▶ STORED ROWS:
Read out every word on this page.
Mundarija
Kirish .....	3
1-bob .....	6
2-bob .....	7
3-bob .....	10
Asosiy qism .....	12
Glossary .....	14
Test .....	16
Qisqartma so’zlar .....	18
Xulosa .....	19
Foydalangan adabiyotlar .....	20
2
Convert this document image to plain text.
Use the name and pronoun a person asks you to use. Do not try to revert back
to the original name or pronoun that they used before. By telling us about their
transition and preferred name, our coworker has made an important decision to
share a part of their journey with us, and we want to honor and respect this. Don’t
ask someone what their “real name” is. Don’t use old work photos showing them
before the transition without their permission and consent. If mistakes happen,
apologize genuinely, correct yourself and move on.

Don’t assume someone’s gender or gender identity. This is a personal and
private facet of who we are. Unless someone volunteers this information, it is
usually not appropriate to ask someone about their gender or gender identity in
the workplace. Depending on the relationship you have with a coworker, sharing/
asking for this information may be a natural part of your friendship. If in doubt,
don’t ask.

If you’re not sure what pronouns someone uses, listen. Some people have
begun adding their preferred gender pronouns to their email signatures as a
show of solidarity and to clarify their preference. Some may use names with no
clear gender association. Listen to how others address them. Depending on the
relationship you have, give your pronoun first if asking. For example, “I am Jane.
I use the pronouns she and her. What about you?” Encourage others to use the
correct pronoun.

▶ CHALLENGE: Nothing outside the span should appear: transcribe the lines from the one containing "Convert this document image to plain text." through the last line of the records.

▶ WRITTEN SOLUTION:
Convert this document image to plain text.
Use the name and pronoun a person asks you to use. Do not try to revert back
to the original name or pronoun that they used before. By telling us about their
transition and preferred name, our coworker has made an important decision to
share a part of their journey with us, and we want to honor and respect this. Don’t
ask someone what their “real name” is. Don’t use old work photos showing them
before the transition without their permission and consent. If mistakes happen,
apologize genuinely, correct yourself and move on.

Don’t assume someone’s gender or gender identity. This is a personal and
private facet of who we are. Unless someone volunteers this information, it is
usually not appropriate to ask someone about their gender or gender identity in
the workplace. Depending on the relationship you have with a coworker, sharing/
asking for this information may be a natural part of your friendship. If in doubt,
don’t ask.

If you’re not sure what pronouns someone uses, listen. Some people have
begun adding their preferred gender pronouns to their email signatures as a
show of solidarity and to clarify their preference. Some may use names with no
clear gender association. Listen to how others address them. Depending on the
relationship you have, give your pronoun first if asking. For example, “I am Jane.
I use the pronouns she and her. What about you?” Encourage others to use the
correct pronoun.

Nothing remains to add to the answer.